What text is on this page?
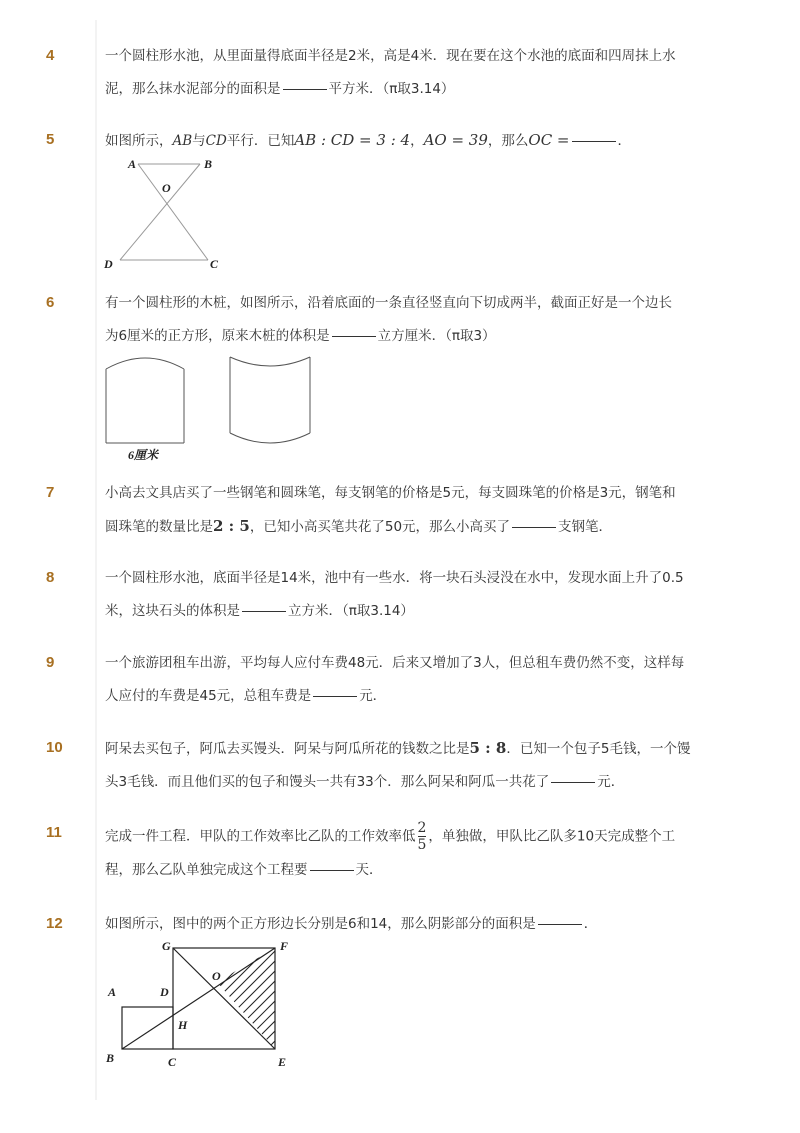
4	一个圆柱形水池，从里面量得底面半径是2米，高是4米．现在要在这个水池的底面和四周抹上水
泥，那么抹水泥部分的面积是	平方米．（π取3.14）
5	如图所示，AB与CD平行．已知AB : CD = 3 : 4，AO = 39，那么OC =	．
A	B
O
D	C
6	有一个圆柱形的木桩，如图所示，沿着底面的一条直径竖直向下切成两半，截面正好是一个边长
为6厘米的正方形，原来木桩的体积是	立方厘米．（π取3）
6厘米
7	小高去文具店买了一些钢笔和圆珠笔，每支钢笔的价格是5元，每支圆珠笔的价格是3元，钢笔和
圆珠笔的数量比是2 : 5，已知小高买笔共花了50元，那么小高买了	支钢笔．
8	一个圆柱形水池，底面半径是14米，池中有一些水．将一块石头浸没在水中，发现水面上升了0.5
米，这块石头的体积是	立方米．（π取3.14）
9	一个旅游团租车出游，平均每人应付车费48元．后来又增加了3人，但总租车费仍然不变，这样每
人应付的车费是45元，总租车费是	元．
10	阿呆去买包子，阿瓜去买馒头．阿呆与阿瓜所花的钱数之比是5 : 8．已知一个包子5毛钱，一个馒
头3毛钱．而且他们买的包子和馒头一共有33个．那么阿呆和阿瓜一共花了	元．
11	完成一件工程．甲队的工作效率比乙队的工作效率低 $\frac{2}{5}$ ，单独做，甲队比乙队多10天完成整个工
程，那么乙队单独完成这个工程要	天．
12	如图所示，图中的两个正方形边长分别是6和14，那么阴影部分的面积是	．
G	F
O
A	D
H
B	C	E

# # # # # # #

## What you are asked to do
Reproduce each line of the records exactly, and omit every picture.

## Solution to the problem
What text is on this page?
4	一个圆柱形水池，从里面量得底面半径是2米，高是4米．现在要在这个水池的底面和四周抹上水
泥，那么抹水泥部分的面积是	平方米．（π取3.14）
5	如图所示，AB与CD平行．已知AB : CD = 3 : 4，AO = 39，那么OC =	．
A	B
O
D	C
6	有一个圆柱形的木桩，如图所示，沿着底面的一条直径竖直向下切成两半，截面正好是一个边长
为6厘米的正方形，原来木桩的体积是	立方厘米．（π取3）
6厘米
7	小高去文具店买了一些钢笔和圆珠笔，每支钢笔的价格是5元，每支圆珠笔的价格是3元，钢笔和
圆珠笔的数量比是2 : 5，已知小高买笔共花了50元，那么小高买了	支钢笔．
8	一个圆柱形水池，底面半径是14米，池中有一些水．将一块石头浸没在水中，发现水面上升了0.5
米，这块石头的体积是	立方米．（π取3.14）
9	一个旅游团租车出游，平均每人应付车费48元．后来又增加了3人，但总租车费仍然不变，这样每
人应付的车费是45元，总租车费是	元．
10	阿呆去买包子，阿瓜去买馒头．阿呆与阿瓜所花的钱数之比是5 : 8．已知一个包子5毛钱，一个馒
头3毛钱．而且他们买的包子和馒头一共有33个．那么阿呆和阿瓜一共花了	元．
11	完成一件工程．甲队的工作效率比乙队的工作效率低 $\frac{2}{5}$ ，单独做，甲队比乙队多10天完成整个工
程，那么乙队单独完成这个工程要	天．
12	如图所示，图中的两个正方形边长分别是6和14，那么阴影部分的面积是	．
G	F
O
A	D
H
B	C	E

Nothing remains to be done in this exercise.